Prompt: Omit every picture and write out the rest of the records exactly.

A run of records:
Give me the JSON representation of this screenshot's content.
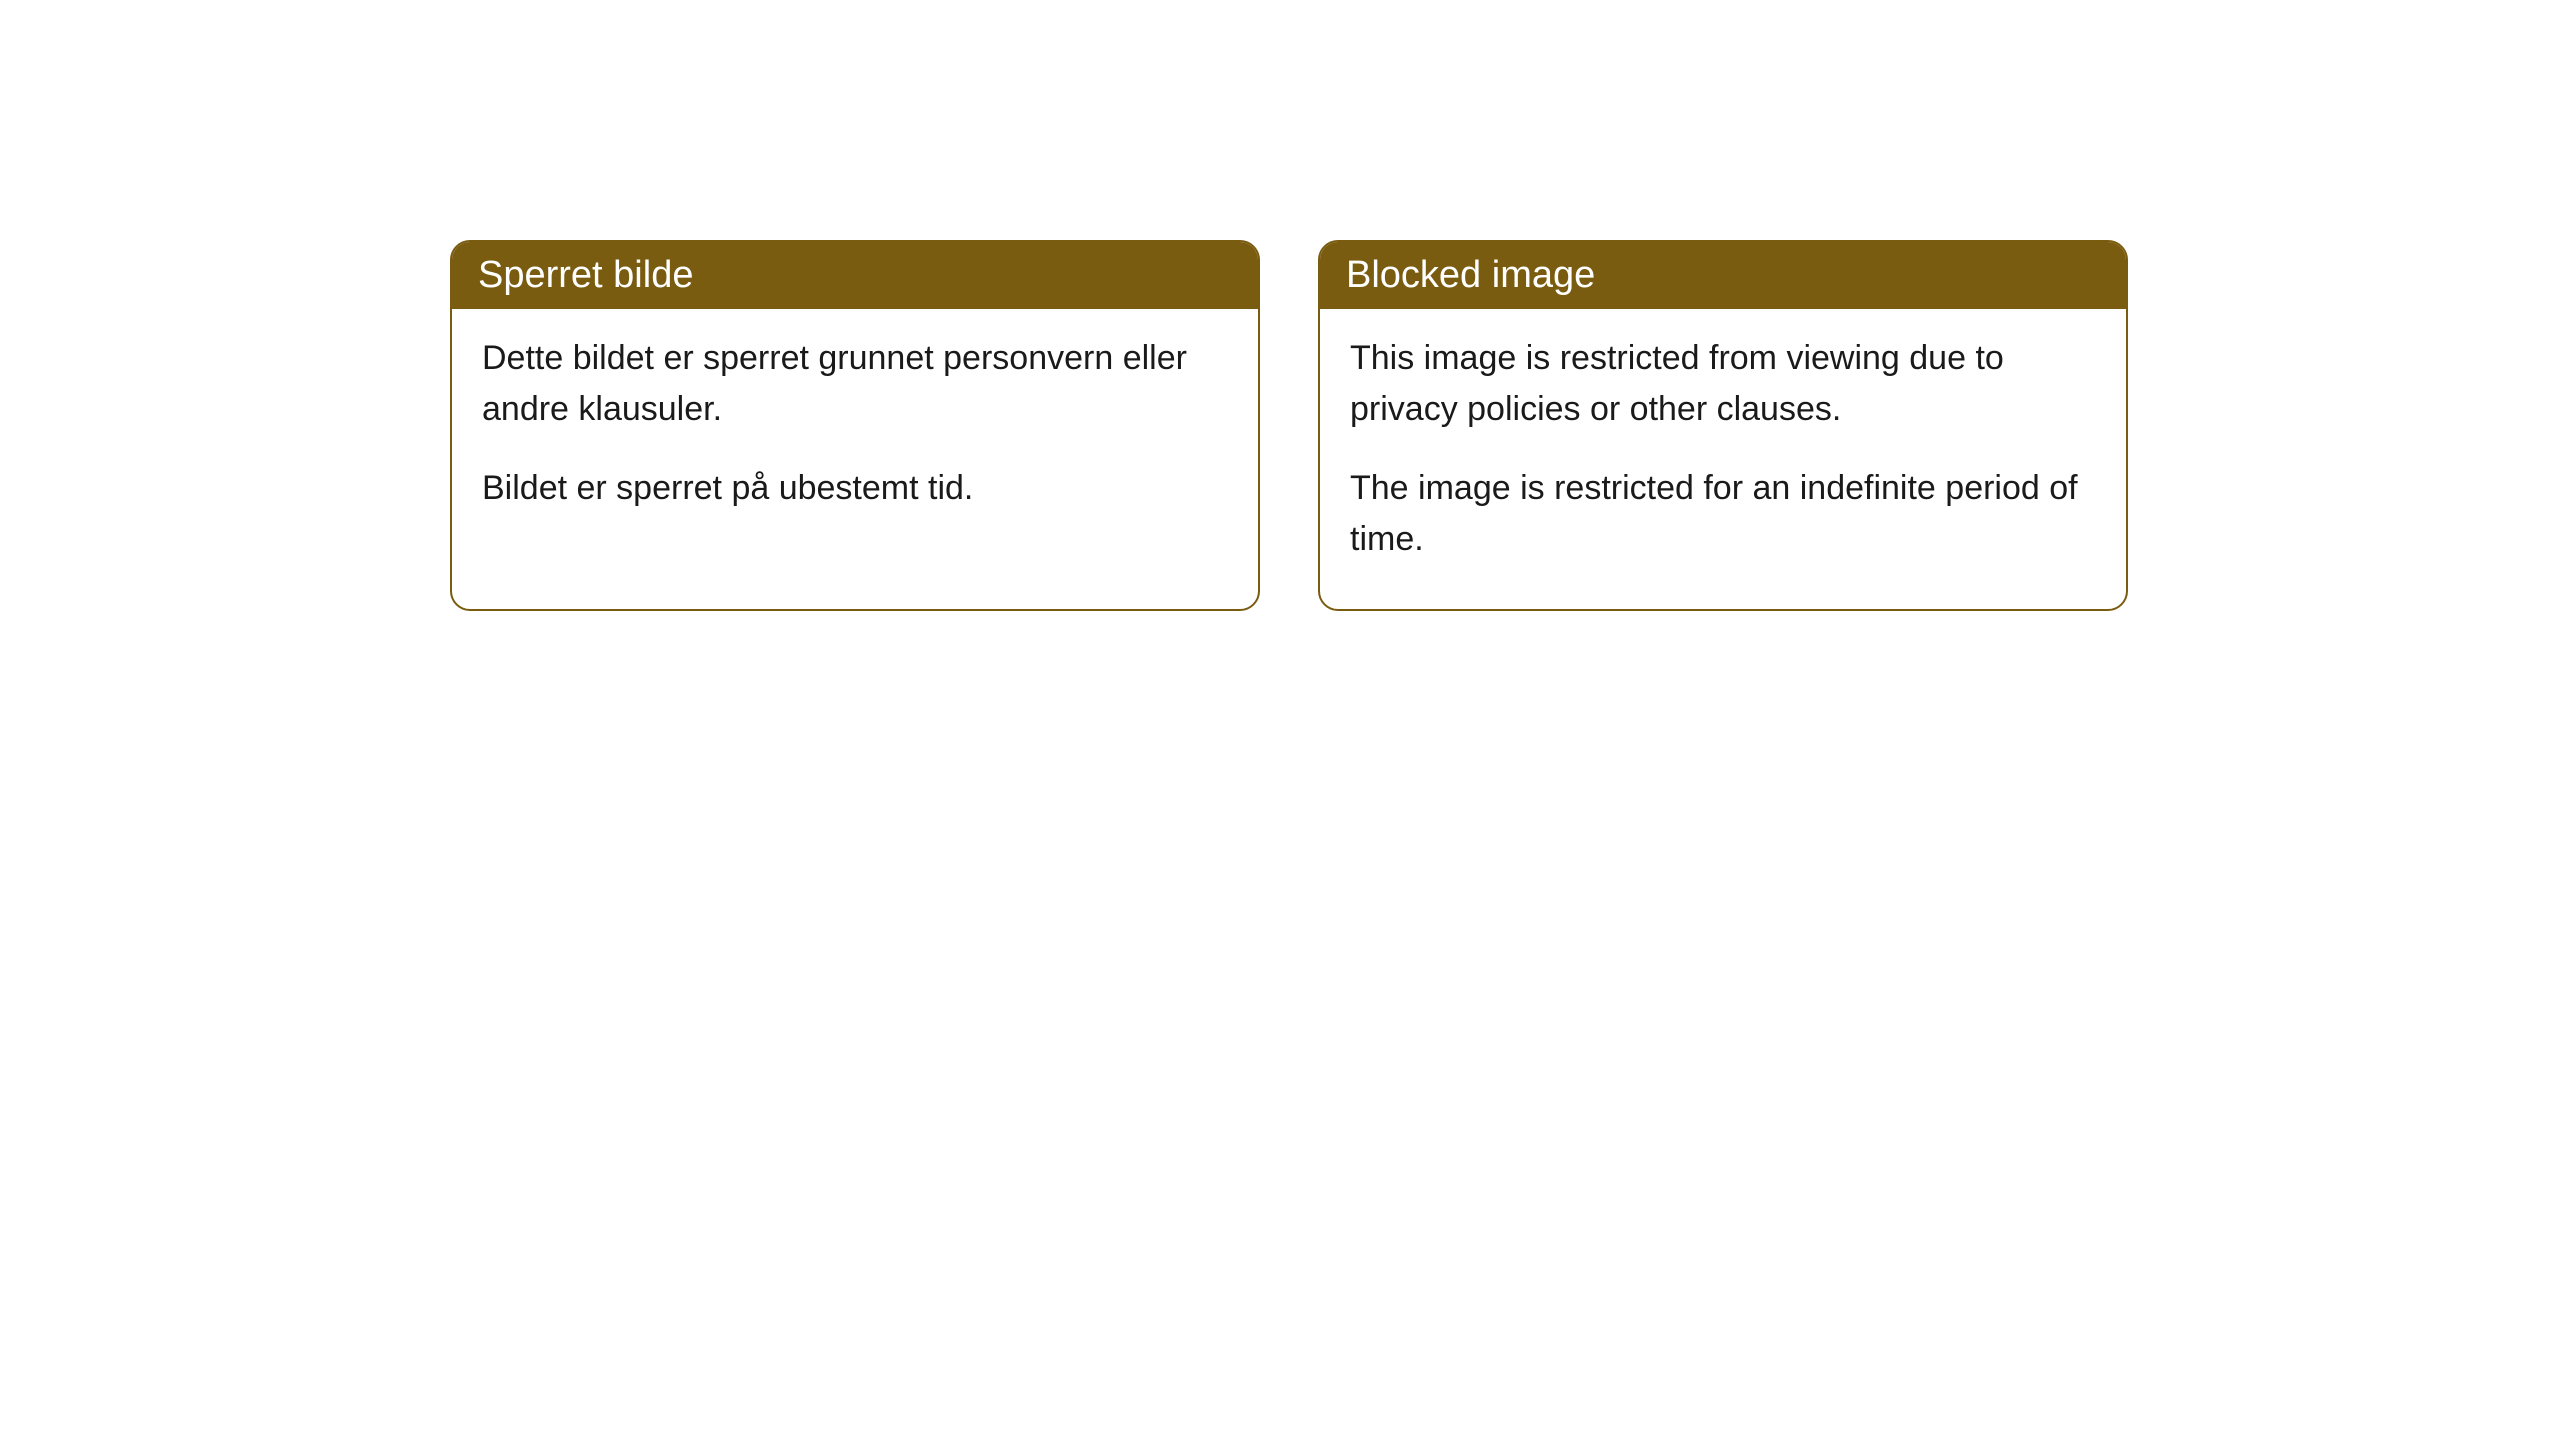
{
  "cards": [
    {
      "title": "Sperret bilde",
      "paragraph1": "Dette bildet er sperret grunnet personvern eller andre klausuler.",
      "paragraph2": "Bildet er sperret på ubestemt tid."
    },
    {
      "title": "Blocked image",
      "paragraph1": "This image is restricted from viewing due to privacy policies or other clauses.",
      "paragraph2": "The image is restricted for an indefinite period of time."
    }
  ],
  "styling": {
    "header_background": "#7a5c10",
    "header_text_color": "#ffffff",
    "border_color": "#7a5c10",
    "body_background": "#ffffff",
    "body_text_color": "#1a1a1a",
    "border_radius": 20,
    "title_fontsize": 38,
    "body_fontsize": 34
  }
}
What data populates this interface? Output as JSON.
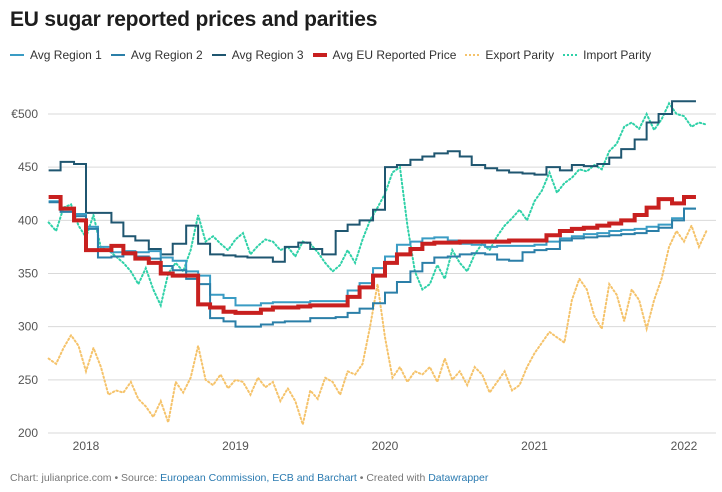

Correct result:
Give me the JSON representation of this screenshot's content.
{
  "cards": [
    {
      "title": "Sperret bilde",
      "paragraph1": "Dette bildet er sperret grunnet personvern eller andre klausuler.",
      "paragraph2": "Bildet er sperret på ubestemt tid."
    },
    {
      "title": "Blocked image",
      "paragraph1": "This image is restricted from viewing due to privacy policies or other clauses.",
      "paragraph2": "The image is restricted for an indefinite period of time."
    }
  ],
  "styling": {
    "header_background": "#7a5c10",
    "header_text_color": "#ffffff",
    "border_color": "#7a5c10",
    "body_background": "#ffffff",
    "body_text_color": "#1a1a1a",
    "border_radius": 20,
    "title_fontsize": 38,
    "body_fontsize": 34
  }
}
What data populates this interface? Output as JSON.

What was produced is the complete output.